Your task
Check each line for the word "type" and report how many have it. Give nothing else.

** BEGIN Working data **

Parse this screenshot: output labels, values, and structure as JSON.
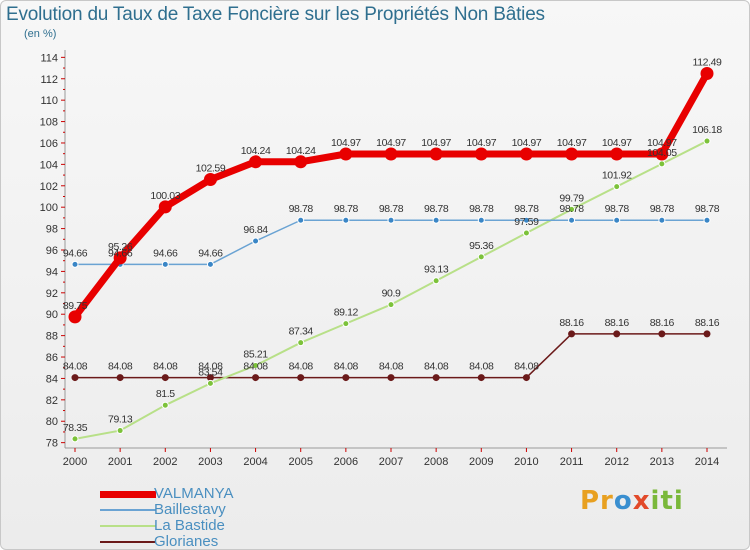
{
  "chart_data": {
    "type": "line",
    "title": "Evolution du Taux de Taxe Foncière sur les Propriétés Non Bâties",
    "subtitle": "(en %)",
    "x": [
      "2000",
      "2001",
      "2002",
      "2003",
      "2004",
      "2005",
      "2006",
      "2007",
      "2008",
      "2009",
      "2010",
      "2011",
      "2012",
      "2013",
      "2014"
    ],
    "ylim": [
      77.5,
      114.5
    ],
    "yticks": [
      78,
      80,
      82,
      84,
      86,
      88,
      90,
      92,
      94,
      96,
      98,
      100,
      102,
      104,
      106,
      108,
      110,
      112,
      114
    ],
    "grid": false,
    "legend_position": "bottom-left",
    "series": [
      {
        "name": "VALMANYA",
        "color": "#e80000",
        "values": [
          89.75,
          95.26,
          100.03,
          102.59,
          104.24,
          104.24,
          104.97,
          104.97,
          104.97,
          104.97,
          104.97,
          104.97,
          104.97,
          104.97,
          112.49
        ],
        "labels": [
          "89.75",
          "95.26",
          "100.03",
          "102.59",
          "104.24",
          "104.24",
          "104.97",
          "104.97",
          "104.97",
          "104.97",
          "104.97",
          "104.97",
          "104.97",
          "104.97",
          "112.49"
        ]
      },
      {
        "name": "Baillestavy",
        "color": "#5a9bd0",
        "values": [
          94.66,
          94.66,
          94.66,
          94.66,
          96.84,
          98.78,
          98.78,
          98.78,
          98.78,
          98.78,
          98.78,
          98.78,
          98.78,
          98.78,
          98.78
        ],
        "labels": [
          "94.66",
          "94.66",
          "94.66",
          "94.66",
          "96.84",
          "98.78",
          "98.78",
          "98.78",
          "98.78",
          "98.78",
          "98.78",
          "98.78",
          "98.78",
          "98.78",
          "98.78"
        ]
      },
      {
        "name": "La Bastide",
        "color": "#a8dc70",
        "values": [
          78.35,
          79.13,
          81.5,
          83.54,
          85.21,
          87.34,
          89.12,
          90.9,
          93.13,
          95.36,
          97.59,
          99.79,
          101.92,
          104.05,
          106.18
        ],
        "labels": [
          "78.35",
          "79.13",
          "81.5",
          "83.54",
          "85.21",
          "87.34",
          "89.12",
          "90.9",
          "93.13",
          "95.36",
          "97.59",
          "99.79",
          "101.92",
          "104.05",
          "106.18"
        ]
      },
      {
        "name": "Glorianes",
        "color": "#6b1a1a",
        "values": [
          84.08,
          84.08,
          84.08,
          84.08,
          84.08,
          84.08,
          84.08,
          84.08,
          84.08,
          84.08,
          84.08,
          88.16,
          88.16,
          88.16,
          88.16
        ],
        "labels": [
          "84.08",
          "84.08",
          "84.08",
          "84.08",
          "84.08",
          "84.08",
          "84.08",
          "84.08",
          "84.08",
          "84.08",
          "84.08",
          "88.16",
          "88.16",
          "88.16",
          "88.16"
        ]
      }
    ]
  },
  "brand": {
    "p1": "Pr",
    "p2": "o",
    "p3": "x",
    "p4": "iti"
  }
}
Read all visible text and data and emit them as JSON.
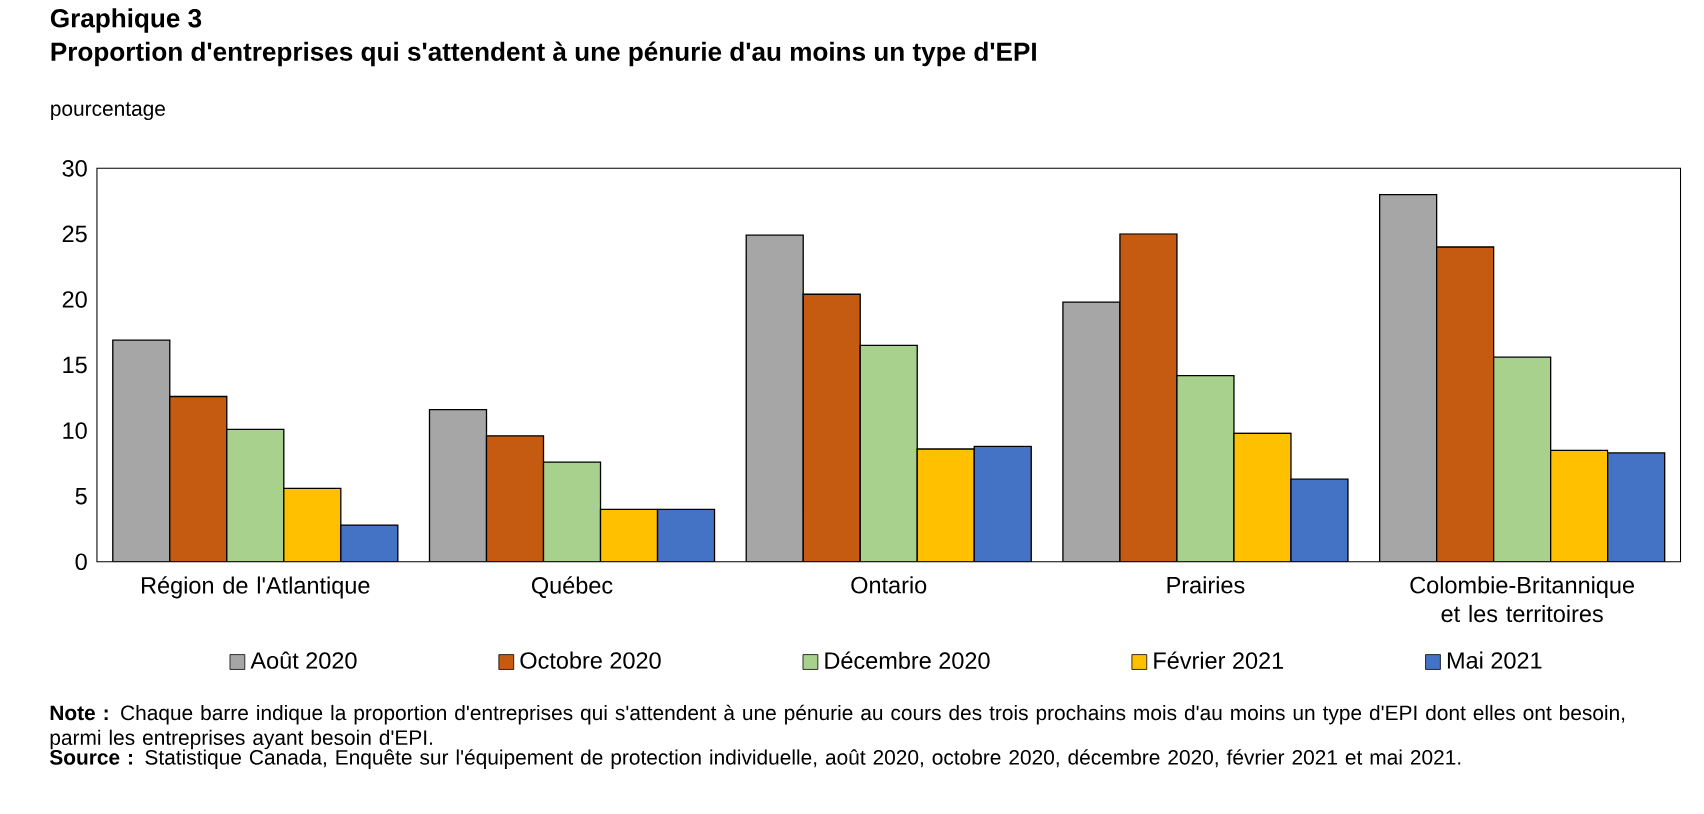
{
  "chart_data": {
    "type": "bar",
    "title": "Graphique 3",
    "subtitle": "Proportion d'entreprises qui s'attendent à une pénurie d'au moins un type d'EPI",
    "ylabel": "pourcentage",
    "categories": [
      "Région de l'Atlantique",
      "Québec",
      "Ontario",
      "Prairies",
      "Colombie-Britannique et les territoires"
    ],
    "series": [
      {
        "name": "Août 2020",
        "color": "#a6a6a6",
        "values": [
          16.9,
          11.6,
          24.9,
          19.8,
          28.0
        ]
      },
      {
        "name": "Octobre 2020",
        "color": "#c55a11",
        "values": [
          12.6,
          9.6,
          20.4,
          25.0,
          24.0
        ]
      },
      {
        "name": "Décembre 2020",
        "color": "#a9d18e",
        "values": [
          10.1,
          7.6,
          16.5,
          14.2,
          15.6
        ]
      },
      {
        "name": "Février 2021",
        "color": "#ffc000",
        "values": [
          5.6,
          4.0,
          8.6,
          9.8,
          8.5
        ]
      },
      {
        "name": "Mai 2021",
        "color": "#4472c4",
        "values": [
          2.8,
          4.0,
          8.8,
          6.3,
          8.3
        ]
      }
    ],
    "ylim": [
      0,
      30
    ],
    "yticks": [
      0,
      5,
      10,
      15,
      20,
      25,
      30
    ],
    "legend": "bottom",
    "annotations": [
      "**Note :** Chaque barre indique la proportion d'entreprises qui s'attendent à une pénurie au cours des trois prochains mois d'au moins un type d'EPI dont elles ont besoin, parmi les entreprises ayant besoin d'EPI.",
      "**Source :** Statistique Canada, Enquête sur l'équipement de protection individuelle, août 2020, octobre 2020, décembre 2020, février 2021 et mai 2021."
    ]
  }
}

** END Working data **

Solution
4